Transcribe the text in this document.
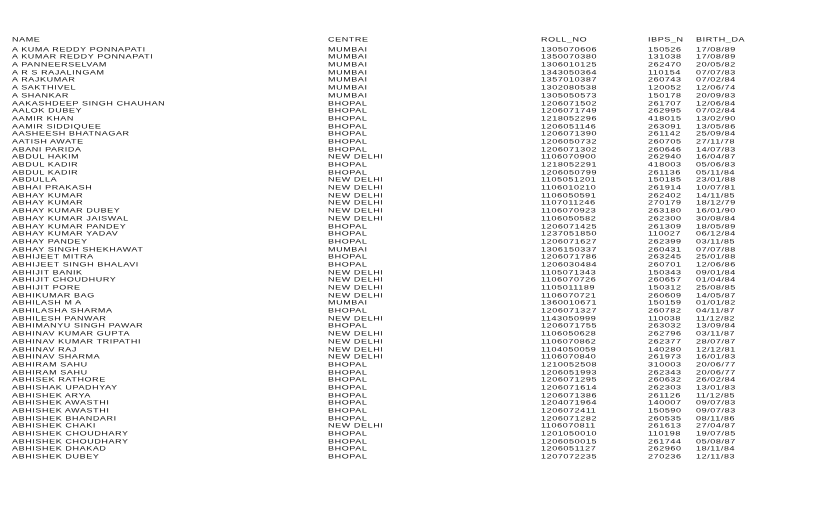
NAME	CENTRE	ROLL_NO	IBPS_N	BIRTH_DA
A KUMA REDDY PONNAPATI	MUMBAI	1305070606	150526	17/08/89
A KUMAR REDDY PONNAPATI	MUMBAI	1350070380	131038	17/08/89
A PANNEERSELVAM	MUMBAI	1306010125	262470	20/05/82
A R S RAJALINGAM	MUMBAI	1343050364	110154	07/07/83
A RAJKUMAR	MUMBAI	1357010387	260743	07/02/84
A SAKTHIVEL	MUMBAI	1302080538	120052	12/06/74
A SHANKAR	MUMBAI	1305050573	150178	20/09/83
AAKASHDEEP SINGH CHAUHAN	BHOPAL	1206071502	261707	12/06/84
AALOK DUBEY	BHOPAL	1206071749	262995	07/02/84
AAMIR KHAN	BHOPAL	1218052296	418015	13/02/90
AAMIR SIDDIQUEE	BHOPAL	1206051146	263091	13/05/86
AASHEESH BHATNAGAR	BHOPAL	1206071390	261142	25/09/84
AATISH AWATE	BHOPAL	1206050732	260705	27/11/78
ABANI PARIDA	BHOPAL	1206071302	260646	14/07/83
ABDUL HAKIM	NEW DELHI	1106070900	262940	16/04/87
ABDUL KADIR	BHOPAL	1218052291	418003	05/06/83
ABDUL KADIR	BHOPAL	1206050799	261136	05/11/84
ABDULLA	NEW DELHI	1105051201	150185	23/01/88
ABHAI PRAKASH	NEW DELHI	1106010210	261914	10/07/81
ABHAY KUMAR	NEW DELHI	1106050591	262402	14/11/85
ABHAY KUMAR	NEW DELHI	1107011246	270179	18/12/79
ABHAY KUMAR DUBEY	NEW DELHI	1106070923	263180	16/01/90
ABHAY KUMAR JAISWAL	NEW DELHI	1106050582	262300	30/08/84
ABHAY KUMAR PANDEY	BHOPAL	1206071425	261309	18/05/89
ABHAY KUMAR YADAV	BHOPAL	1237051850	110027	06/12/84
ABHAY PANDEY	BHOPAL	1206071627	262399	03/11/85
ABHAY SINGH SHEKHAWAT	MUMBAI	1306150337	260431	07/07/88
ABHIJEET MITRA	BHOPAL	1206071786	263245	25/01/88
ABHIJEET SINGH BHALAVI	BHOPAL	1206030484	260701	12/06/86
ABHIJIT BANIK	NEW DELHI	1105071343	150343	09/01/84
ABHIJIT CHOUDHURY	NEW DELHI	1106070726	260657	01/04/84
ABHIJIT PORE	NEW DELHI	1105011189	150312	25/08/85
ABHIKUMAR BAG	NEW DELHI	1106070721	260609	14/05/87
ABHILASH M A	MUMBAI	1360010671	150159	01/01/82
ABHILASHA SHARMA	BHOPAL	1206071327	260782	04/11/87
ABHILESH PANWAR	NEW DELHI	1143050999	110038	11/12/82
ABHIMANYU SINGH PAWAR	BHOPAL	1206071755	263032	13/09/84
ABHINAV KUMAR GUPTA	NEW DELHI	1106050628	262796	03/11/87
ABHINAV KUMAR TRIPATHI	NEW DELHI	1106070862	262377	28/07/87
ABHINAV RAJ	NEW DELHI	1104050059	140280	12/12/81
ABHINAV SHARMA	NEW DELHI	1106070840	261973	16/01/83
ABHIRAM SAHU	BHOPAL	1210052508	310003	20/06/77
ABHIRAM SAHU	BHOPAL	1206051993	262343	20/06/77
ABHISEK RATHORE	BHOPAL	1206071295	260632	26/02/84
ABHISHAK UPADHYAY	BHOPAL	1206071614	262303	13/01/83
ABHISHEK ARYA	BHOPAL	1206071386	261126	11/12/85
ABHISHEK AWASTHI	BHOPAL	1204071964	140007	09/07/83
ABHISHEK AWASTHI	BHOPAL	1206072411	150590	09/07/83
ABHISHEK BHANDARI	BHOPAL	1206071282	260535	08/11/86
ABHISHEK CHAKI	NEW DELHI	1106070811	261613	27/04/87
ABHISHEK CHOUDHARY	BHOPAL	1201050010	110198	19/07/85
ABHISHEK CHOUDHARY	BHOPAL	1206050015	261744	05/08/87
ABHISHEK DHAKAD	BHOPAL	1206051127	262960	18/11/84
ABHISHEK DUBEY	BHOPAL	1207072235	270236	12/11/83
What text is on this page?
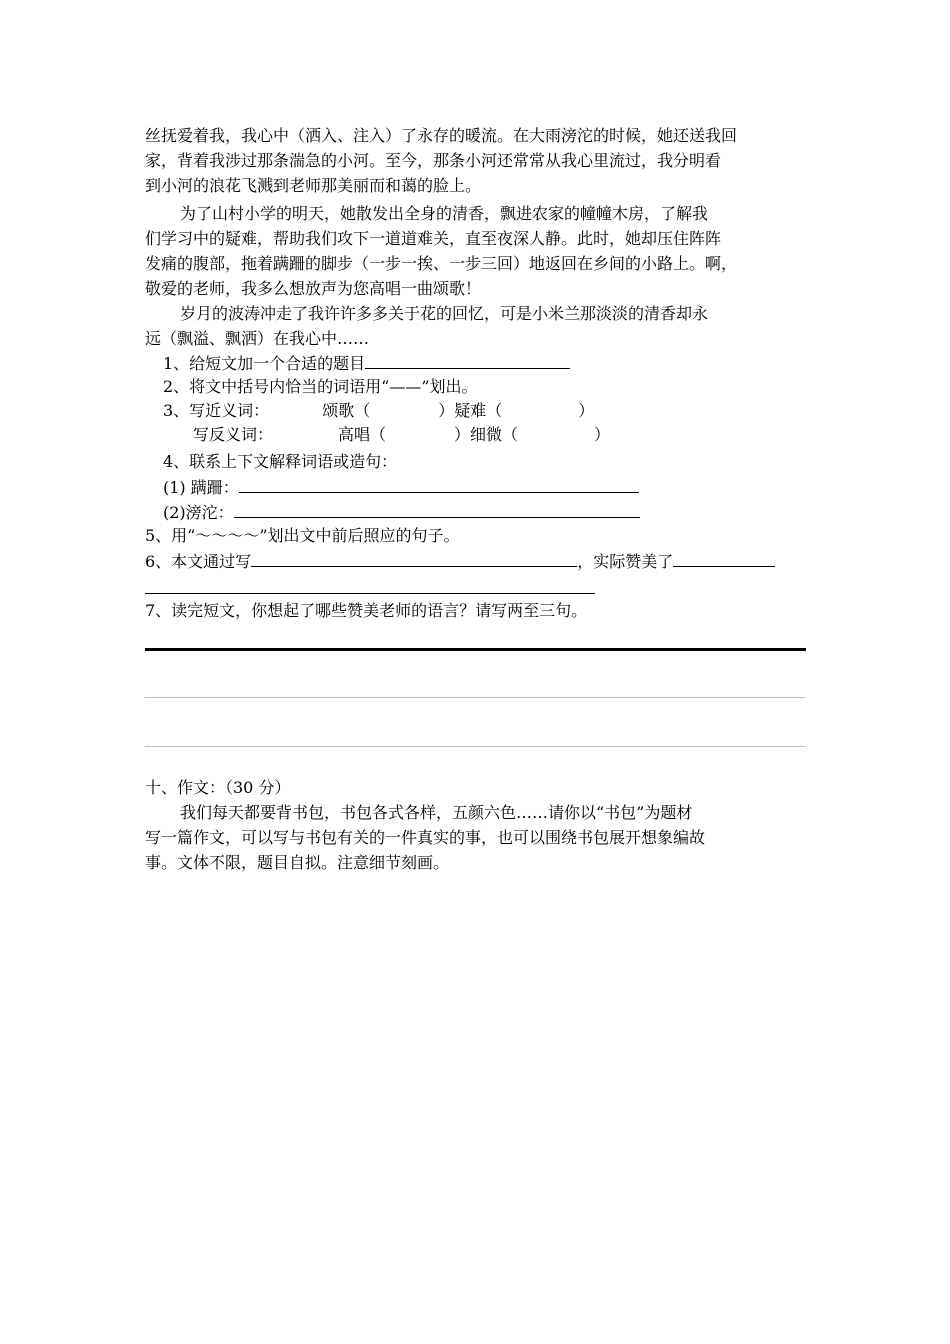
丝抚爱着我，我心中（洒入、注入）了永存的暖流。在大雨滂沱的时候，她还送我回
家，背着我涉过那条湍急的小河。至今，那条小河还常常从我心里流过，我分明看
到小河的浪花飞溅到老师那美丽而和蔼的脸上。
为了山村小学的明天，她散发出全身的清香，飘进农家的幢幢木房，了解我
们学习中的疑难，帮助我们攻下一道道难关，直至夜深人静。此时，她却压住阵阵
发痛的腹部，拖着蹒跚的脚步（一步一挨、一步三回）地返回在乡间的小路上。啊，
敬爱的老师，我多么想放声为您高唱一曲颂歌！
岁月的波涛冲走了我许许多多关于花的回忆，可是小米兰那淡淡的清香却永
远（飘溢、飘洒）在我心中……
1、给短文加一个合适的题目
2、将文中括号内恰当的词语用“——”划出。
3、写近义词：	颂歌（	）疑难（	）
写反义词：	高唱（	）细微（	）
4、联系上下文解释词语或造句：
(1) 蹒跚：
(2)滂沱：
5、用“～～～～”划出文中前后照应的句子。
6、本文通过写	，实际赞美了
7、读完短文，你想起了哪些赞美老师的语言？请写两至三句。
十、作文：（30 分）
我们每天都要背书包，书包各式各样，五颜六色……请你以“书包”为题材
写一篇作文，可以写与书包有关的一件真实的事，也可以围绕书包展开想象编故
事。文体不限，题目自拟。注意细节刻画。
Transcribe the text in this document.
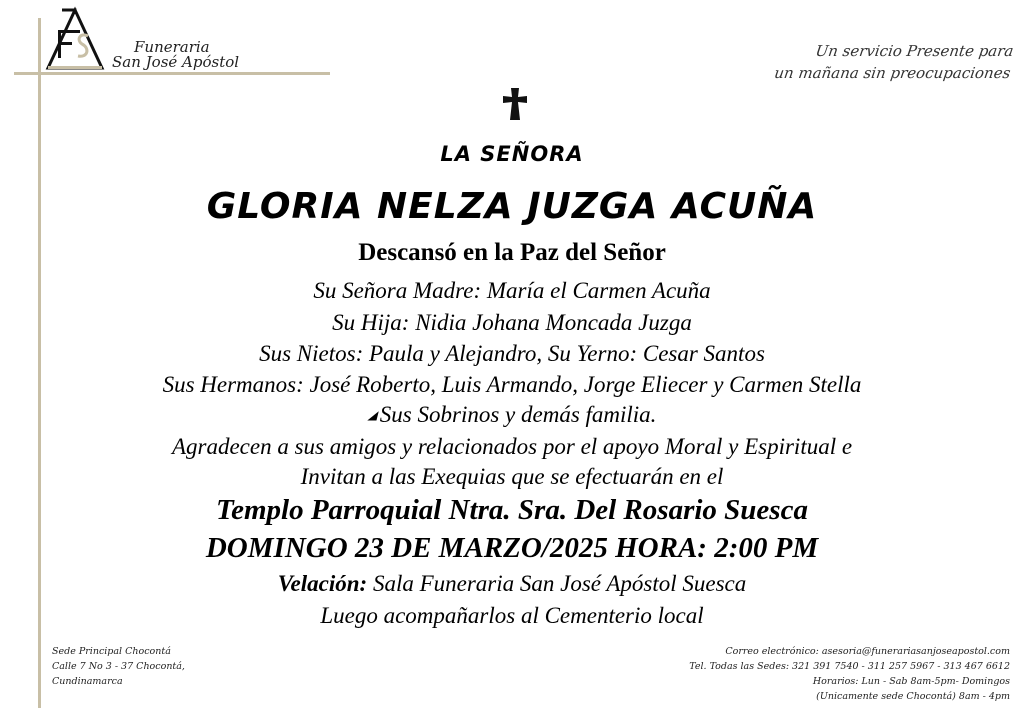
Funeraria
San José Apóstol
Un servicio Presente para
un mañana sin preocupaciones
LA SEÑORA
GLORIA NELZA JUZGA ACUÑA
Descansó en la Paz del Señor
Su Señora Madre: María el Carmen Acuña
Su Hija: Nidia Johana Moncada Juzga
Sus Nietos: Paula y Alejandro, Su Yerno: Cesar Santos
Sus Hermanos: José Roberto, Luis Armando, Jorge Eliecer y Carmen Stella
◢ Sus Sobrinos y demás familia.
Agradecen a sus amigos y relacionados por el apoyo Moral y Espiritual e
Invitan a las Exequias que se efectuarán en el
Templo Parroquial Ntra. Sra. Del Rosario Suesca
DOMINGO 23 DE MARZO/2025 HORA: 2:00 PM
Velación: Sala Funeraria San José Apóstol Suesca
Luego acompañarlos al Cementerio local
Sede Principal Chocontá
Calle 7 No 3 - 37 Chocontá,
Cundinamarca
Correo electrónico: asesoria@funerariasanjoseapostol.com
Tel. Todas las Sedes: 321 391 7540 - 311 257 5967 - 313 467 6612
Horarios: Lun - Sab 8am-5pm- Domingos
(Unicamente sede Chocontá) 8am - 4pm
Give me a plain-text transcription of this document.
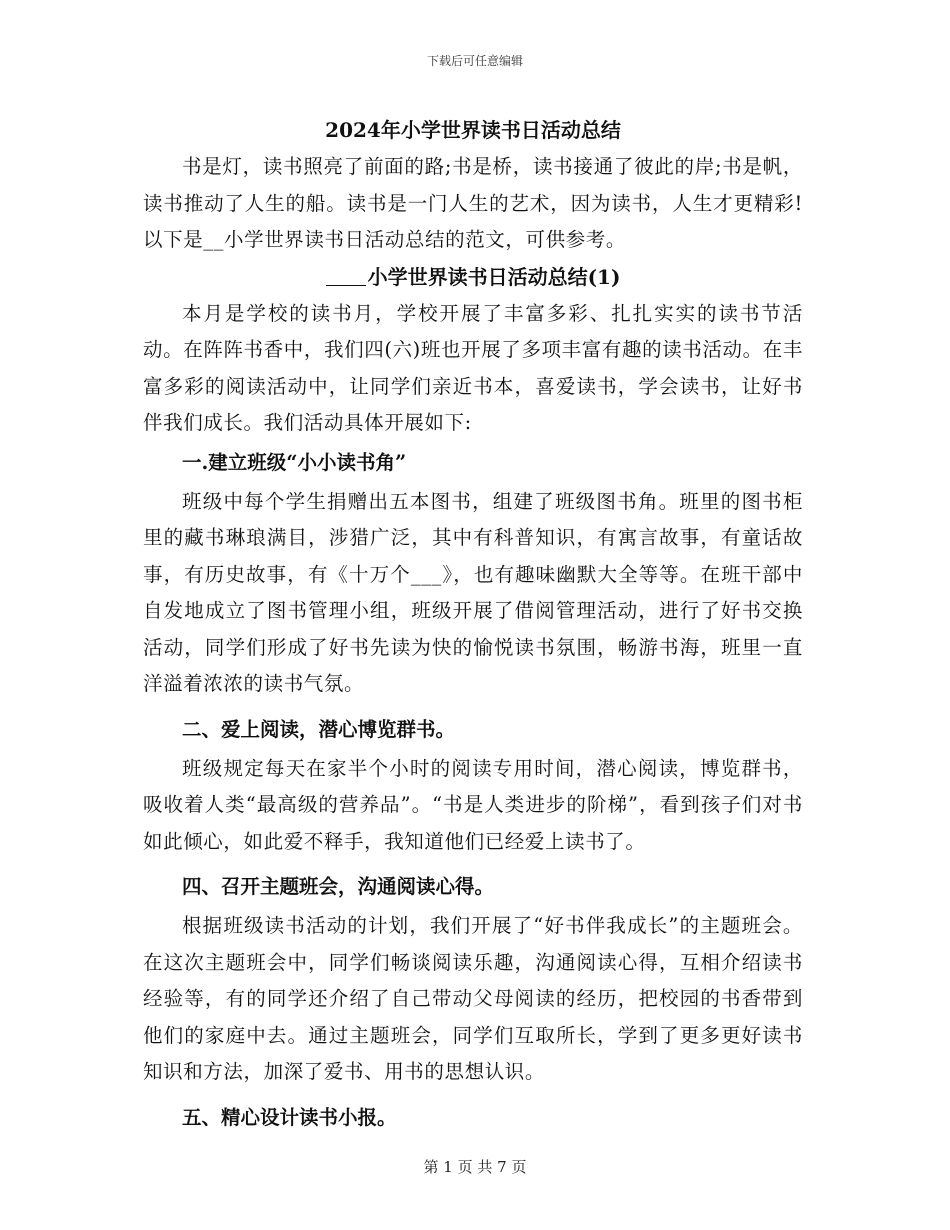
下载后可任意编辑
2024年小学世界读书日活动总结

书是灯，读书照亮了前面的路;书是桥，读书接通了彼此的岸;书是帆，读书推动了人生的船。读书是一门人生的艺术，因为读书，人生才更精彩!以下是__小学世界读书日活动总结的范文，可供参考。

小学世界读书日活动总结(1)

本月是学校的读书月，学校开展了丰富多彩、扎扎实实的读书节活动。在阵阵书香中，我们四(六)班也开展了多项丰富有趣的读书活动。在丰富多彩的阅读活动中，让同学们亲近书本，喜爱读书，学会读书，让好书伴我们成长。我们活动具体开展如下:

一.建立班级“小小读书角”

班级中每个学生捐赠出五本图书，组建了班级图书角。班里的图书柜里的藏书琳琅满目，涉猎广泛，其中有科普知识，有寓言故事，有童话故事，有历史故事，有《十万个___》，也有趣味幽默大全等等。在班干部中自发地成立了图书管理小组，班级开展了借阅管理活动，进行了好书交换活动，同学们形成了好书先读为快的愉悦读书氛围，畅游书海，班里一直洋溢着浓浓的读书气氛。

二、爱上阅读，潜心博览群书。

班级规定每天在家半个小时的阅读专用时间，潜心阅读，博览群书，吸收着人类“最高级的营养品”。“书是人类进步的阶梯”，看到孩子们对书如此倾心，如此爱不释手，我知道他们已经爱上读书了。

四、召开主题班会，沟通阅读心得。

根据班级读书活动的计划，我们开展了“好书伴我成长”的主题班会。在这次主题班会中，同学们畅谈阅读乐趣，沟通阅读心得，互相介绍读书经验等，有的同学还介绍了自己带动父母阅读的经历，把校园的书香带到他们的家庭中去。通过主题班会，同学们互取所长，学到了更多更好读书知识和方法，加深了爱书、用书的思想认识。

五、精心设计读书小报。
第 1 页 共 7 页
============
- THE PROBLEM -
Exclude all pictures and reproduce verbatim the lines running from the line that contains "Give me a plain-text" to the end of the data above, both ends included.

- THE RESULT -
Give me a plain-text transcription of this document.
下载后可任意编辑
2024年小学世界读书日活动总结

书是灯，读书照亮了前面的路;书是桥，读书接通了彼此的岸;书是帆，读书推动了人生的船。读书是一门人生的艺术，因为读书，人生才更精彩!以下是__小学世界读书日活动总结的范文，可供参考。

小学世界读书日活动总结(1)

本月是学校的读书月，学校开展了丰富多彩、扎扎实实的读书节活动。在阵阵书香中，我们四(六)班也开展了多项丰富有趣的读书活动。在丰富多彩的阅读活动中，让同学们亲近书本，喜爱读书，学会读书，让好书伴我们成长。我们活动具体开展如下:

一.建立班级“小小读书角”

班级中每个学生捐赠出五本图书，组建了班级图书角。班里的图书柜里的藏书琳琅满目，涉猎广泛，其中有科普知识，有寓言故事，有童话故事，有历史故事，有《十万个___》，也有趣味幽默大全等等。在班干部中自发地成立了图书管理小组，班级开展了借阅管理活动，进行了好书交换活动，同学们形成了好书先读为快的愉悦读书氛围，畅游书海，班里一直洋溢着浓浓的读书气氛。

二、爱上阅读，潜心博览群书。

班级规定每天在家半个小时的阅读专用时间，潜心阅读，博览群书，吸收着人类“最高级的营养品”。“书是人类进步的阶梯”，看到孩子们对书如此倾心，如此爱不释手，我知道他们已经爱上读书了。

四、召开主题班会，沟通阅读心得。

根据班级读书活动的计划，我们开展了“好书伴我成长”的主题班会。在这次主题班会中，同学们畅谈阅读乐趣，沟通阅读心得，互相介绍读书经验等，有的同学还介绍了自己带动父母阅读的经历，把校园的书香带到他们的家庭中去。通过主题班会，同学们互取所长，学到了更多更好读书知识和方法，加深了爱书、用书的思想认识。

五、精心设计读书小报。
第 1 页 共 7 页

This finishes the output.